**Task goal**: Please output the lines shown below exactly as they appear.

**Dataset records**:
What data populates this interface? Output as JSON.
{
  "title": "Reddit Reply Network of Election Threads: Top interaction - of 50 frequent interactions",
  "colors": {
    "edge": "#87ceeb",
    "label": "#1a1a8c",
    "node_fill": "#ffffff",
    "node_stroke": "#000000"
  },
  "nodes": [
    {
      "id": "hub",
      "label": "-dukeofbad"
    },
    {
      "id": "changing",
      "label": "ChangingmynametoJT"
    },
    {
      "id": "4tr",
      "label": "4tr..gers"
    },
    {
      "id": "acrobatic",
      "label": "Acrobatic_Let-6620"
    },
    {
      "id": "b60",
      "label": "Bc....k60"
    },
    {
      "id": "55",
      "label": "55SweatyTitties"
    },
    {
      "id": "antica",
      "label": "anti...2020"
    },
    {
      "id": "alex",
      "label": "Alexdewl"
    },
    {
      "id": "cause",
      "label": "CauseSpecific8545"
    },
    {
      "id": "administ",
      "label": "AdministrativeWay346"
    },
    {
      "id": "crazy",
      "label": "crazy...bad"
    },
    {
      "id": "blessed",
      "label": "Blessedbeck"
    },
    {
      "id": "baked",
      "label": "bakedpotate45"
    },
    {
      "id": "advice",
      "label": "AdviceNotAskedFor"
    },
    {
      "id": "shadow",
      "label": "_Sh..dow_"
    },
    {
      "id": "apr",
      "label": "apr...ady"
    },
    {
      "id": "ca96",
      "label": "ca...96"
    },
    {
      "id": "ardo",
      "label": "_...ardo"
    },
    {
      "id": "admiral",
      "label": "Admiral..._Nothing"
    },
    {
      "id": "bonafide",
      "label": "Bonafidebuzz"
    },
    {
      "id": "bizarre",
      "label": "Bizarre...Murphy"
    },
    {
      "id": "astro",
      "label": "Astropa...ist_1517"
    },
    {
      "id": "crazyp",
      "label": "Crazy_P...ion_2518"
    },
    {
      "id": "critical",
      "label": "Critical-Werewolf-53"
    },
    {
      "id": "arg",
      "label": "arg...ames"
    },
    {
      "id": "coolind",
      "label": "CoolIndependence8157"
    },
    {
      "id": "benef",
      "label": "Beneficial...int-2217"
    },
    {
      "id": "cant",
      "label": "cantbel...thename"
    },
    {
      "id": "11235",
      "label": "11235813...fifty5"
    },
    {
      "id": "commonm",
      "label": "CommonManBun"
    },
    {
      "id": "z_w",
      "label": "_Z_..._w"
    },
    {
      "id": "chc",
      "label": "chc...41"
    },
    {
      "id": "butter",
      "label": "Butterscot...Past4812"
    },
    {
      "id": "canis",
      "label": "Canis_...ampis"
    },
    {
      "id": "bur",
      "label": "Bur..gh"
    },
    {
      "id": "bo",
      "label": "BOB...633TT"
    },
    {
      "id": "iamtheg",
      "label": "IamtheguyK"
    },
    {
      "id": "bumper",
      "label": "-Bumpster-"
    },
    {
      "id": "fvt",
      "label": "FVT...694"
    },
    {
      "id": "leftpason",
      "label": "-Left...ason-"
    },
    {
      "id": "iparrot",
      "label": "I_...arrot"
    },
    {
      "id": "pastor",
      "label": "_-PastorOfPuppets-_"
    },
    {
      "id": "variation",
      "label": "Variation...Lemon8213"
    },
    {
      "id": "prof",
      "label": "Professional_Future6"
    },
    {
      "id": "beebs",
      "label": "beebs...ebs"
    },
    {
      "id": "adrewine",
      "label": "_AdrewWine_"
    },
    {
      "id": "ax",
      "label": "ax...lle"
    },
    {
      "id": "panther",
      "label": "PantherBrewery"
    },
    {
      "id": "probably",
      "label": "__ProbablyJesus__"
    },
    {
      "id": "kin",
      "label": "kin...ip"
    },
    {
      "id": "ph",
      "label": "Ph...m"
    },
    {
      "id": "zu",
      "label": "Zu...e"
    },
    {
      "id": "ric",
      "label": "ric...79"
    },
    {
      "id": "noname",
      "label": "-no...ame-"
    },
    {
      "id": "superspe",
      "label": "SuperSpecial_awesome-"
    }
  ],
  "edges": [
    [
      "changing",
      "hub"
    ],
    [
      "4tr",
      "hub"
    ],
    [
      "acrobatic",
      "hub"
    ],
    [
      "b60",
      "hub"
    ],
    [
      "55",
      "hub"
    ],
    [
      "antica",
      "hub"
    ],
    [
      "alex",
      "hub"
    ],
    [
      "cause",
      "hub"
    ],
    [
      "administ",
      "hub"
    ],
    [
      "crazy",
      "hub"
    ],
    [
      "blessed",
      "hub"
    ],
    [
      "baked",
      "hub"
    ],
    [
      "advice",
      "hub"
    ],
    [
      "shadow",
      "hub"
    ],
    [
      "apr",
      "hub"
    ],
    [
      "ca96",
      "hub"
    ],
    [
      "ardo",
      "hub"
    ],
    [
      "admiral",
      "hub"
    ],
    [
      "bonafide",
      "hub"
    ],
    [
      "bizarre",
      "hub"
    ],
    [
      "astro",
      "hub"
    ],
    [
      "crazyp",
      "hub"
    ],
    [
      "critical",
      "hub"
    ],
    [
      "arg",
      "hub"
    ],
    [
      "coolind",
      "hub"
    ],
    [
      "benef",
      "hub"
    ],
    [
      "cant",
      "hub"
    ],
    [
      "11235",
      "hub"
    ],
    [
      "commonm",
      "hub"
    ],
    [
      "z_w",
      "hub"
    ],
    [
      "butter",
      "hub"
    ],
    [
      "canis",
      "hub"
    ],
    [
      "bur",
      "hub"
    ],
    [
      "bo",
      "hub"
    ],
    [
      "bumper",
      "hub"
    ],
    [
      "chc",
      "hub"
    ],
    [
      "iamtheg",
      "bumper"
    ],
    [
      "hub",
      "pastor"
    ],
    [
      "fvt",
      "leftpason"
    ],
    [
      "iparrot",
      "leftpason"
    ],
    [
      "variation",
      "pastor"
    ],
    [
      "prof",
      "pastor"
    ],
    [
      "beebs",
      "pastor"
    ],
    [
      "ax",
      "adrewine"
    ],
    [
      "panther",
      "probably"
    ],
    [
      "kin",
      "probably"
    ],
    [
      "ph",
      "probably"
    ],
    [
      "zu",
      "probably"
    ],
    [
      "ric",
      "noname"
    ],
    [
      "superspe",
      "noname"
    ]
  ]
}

**Answer in full**:
What data populates this interface? Output as JSON.
{
  "title": "Reddit Reply Network of Election Threads: Top interaction - of 50 frequent interactions",
  "colors": {
    "edge": "#87ceeb",
    "label": "#1a1a8c",
    "node_fill": "#ffffff",
    "node_stroke": "#000000"
  },
  "nodes": [
    {
      "id": "hub",
      "label": "-dukeofbad"
    },
    {
      "id": "changing",
      "label": "ChangingmynametoJT"
    },
    {
      "id": "4tr",
      "label": "4tr..gers"
    },
    {
      "id": "acrobatic",
      "label": "Acrobatic_Let-6620"
    },
    {
      "id": "b60",
      "label": "Bc....k60"
    },
    {
      "id": "55",
      "label": "55SweatyTitties"
    },
    {
      "id": "antica",
      "label": "anti...2020"
    },
    {
      "id": "alex",
      "label": "Alexdewl"
    },
    {
      "id": "cause",
      "label": "CauseSpecific8545"
    },
    {
      "id": "administ",
      "label": "AdministrativeWay346"
    },
    {
      "id": "crazy",
      "label": "crazy...bad"
    },
    {
      "id": "blessed",
      "label": "Blessedbeck"
    },
    {
      "id": "baked",
      "label": "bakedpotate45"
    },
    {
      "id": "advice",
      "label": "AdviceNotAskedFor"
    },
    {
      "id": "shadow",
      "label": "_Sh..dow_"
    },
    {
      "id": "apr",
      "label": "apr...ady"
    },
    {
      "id": "ca96",
      "label": "ca...96"
    },
    {
      "id": "ardo",
      "label": "_...ardo"
    },
    {
      "id": "admiral",
      "label": "Admiral..._Nothing"
    },
    {
      "id": "bonafide",
      "label": "Bonafidebuzz"
    },
    {
      "id": "bizarre",
      "label": "Bizarre...Murphy"
    },
    {
      "id": "astro",
      "label": "Astropa...ist_1517"
    },
    {
      "id": "crazyp",
      "label": "Crazy_P...ion_2518"
    },
    {
      "id": "critical",
      "label": "Critical-Werewolf-53"
    },
    {
      "id": "arg",
      "label": "arg...ames"
    },
    {
      "id": "coolind",
      "label": "CoolIndependence8157"
    },
    {
      "id": "benef",
      "label": "Beneficial...int-2217"
    },
    {
      "id": "cant",
      "label": "cantbel...thename"
    },
    {
      "id": "11235",
      "label": "11235813...fifty5"
    },
    {
      "id": "commonm",
      "label": "CommonManBun"
    },
    {
      "id": "z_w",
      "label": "_Z_..._w"
    },
    {
      "id": "chc",
      "label": "chc...41"
    },
    {
      "id": "butter",
      "label": "Butterscot...Past4812"
    },
    {
      "id": "canis",
      "label": "Canis_...ampis"
    },
    {
      "id": "bur",
      "label": "Bur..gh"
    },
    {
      "id": "bo",
      "label": "BOB...633TT"
    },
    {
      "id": "iamtheg",
      "label": "IamtheguyK"
    },
    {
      "id": "bumper",
      "label": "-Bumpster-"
    },
    {
      "id": "fvt",
      "label": "FVT...694"
    },
    {
      "id": "leftpason",
      "label": "-Left...ason-"
    },
    {
      "id": "iparrot",
      "label": "I_...arrot"
    },
    {
      "id": "pastor",
      "label": "_-PastorOfPuppets-_"
    },
    {
      "id": "variation",
      "label": "Variation...Lemon8213"
    },
    {
      "id": "prof",
      "label": "Professional_Future6"
    },
    {
      "id": "beebs",
      "label": "beebs...ebs"
    },
    {
      "id": "adrewine",
      "label": "_AdrewWine_"
    },
    {
      "id": "ax",
      "label": "ax...lle"
    },
    {
      "id": "panther",
      "label": "PantherBrewery"
    },
    {
      "id": "probably",
      "label": "__ProbablyJesus__"
    },
    {
      "id": "kin",
      "label": "kin...ip"
    },
    {
      "id": "ph",
      "label": "Ph...m"
    },
    {
      "id": "zu",
      "label": "Zu...e"
    },
    {
      "id": "ric",
      "label": "ric...79"
    },
    {
      "id": "noname",
      "label": "-no...ame-"
    },
    {
      "id": "superspe",
      "label": "SuperSpecial_awesome-"
    }
  ],
  "edges": [
    [
      "changing",
      "hub"
    ],
    [
      "4tr",
      "hub"
    ],
    [
      "acrobatic",
      "hub"
    ],
    [
      "b60",
      "hub"
    ],
    [
      "55",
      "hub"
    ],
    [
      "antica",
      "hub"
    ],
    [
      "alex",
      "hub"
    ],
    [
      "cause",
      "hub"
    ],
    [
      "administ",
      "hub"
    ],
    [
      "crazy",
      "hub"
    ],
    [
      "blessed",
      "hub"
    ],
    [
      "baked",
      "hub"
    ],
    [
      "advice",
      "hub"
    ],
    [
      "shadow",
      "hub"
    ],
    [
      "apr",
      "hub"
    ],
    [
      "ca96",
      "hub"
    ],
    [
      "ardo",
      "hub"
    ],
    [
      "admiral",
      "hub"
    ],
    [
      "bonafide",
      "hub"
    ],
    [
      "bizarre",
      "hub"
    ],
    [
      "astro",
      "hub"
    ],
    [
      "crazyp",
      "hub"
    ],
    [
      "critical",
      "hub"
    ],
    [
      "arg",
      "hub"
    ],
    [
      "coolind",
      "hub"
    ],
    [
      "benef",
      "hub"
    ],
    [
      "cant",
      "hub"
    ],
    [
      "11235",
      "hub"
    ],
    [
      "commonm",
      "hub"
    ],
    [
      "z_w",
      "hub"
    ],
    [
      "butter",
      "hub"
    ],
    [
      "canis",
      "hub"
    ],
    [
      "bur",
      "hub"
    ],
    [
      "bo",
      "hub"
    ],
    [
      "bumper",
      "hub"
    ],
    [
      "chc",
      "hub"
    ],
    [
      "iamtheg",
      "bumper"
    ],
    [
      "hub",
      "pastor"
    ],
    [
      "fvt",
      "leftpason"
    ],
    [
      "iparrot",
      "leftpason"
    ],
    [
      "variation",
      "pastor"
    ],
    [
      "prof",
      "pastor"
    ],
    [
      "beebs",
      "pastor"
    ],
    [
      "ax",
      "adrewine"
    ],
    [
      "panther",
      "probably"
    ],
    [
      "kin",
      "probably"
    ],
    [
      "ph",
      "probably"
    ],
    [
      "zu",
      "probably"
    ],
    [
      "ric",
      "noname"
    ],
    [
      "superspe",
      "noname"
    ]
  ]
}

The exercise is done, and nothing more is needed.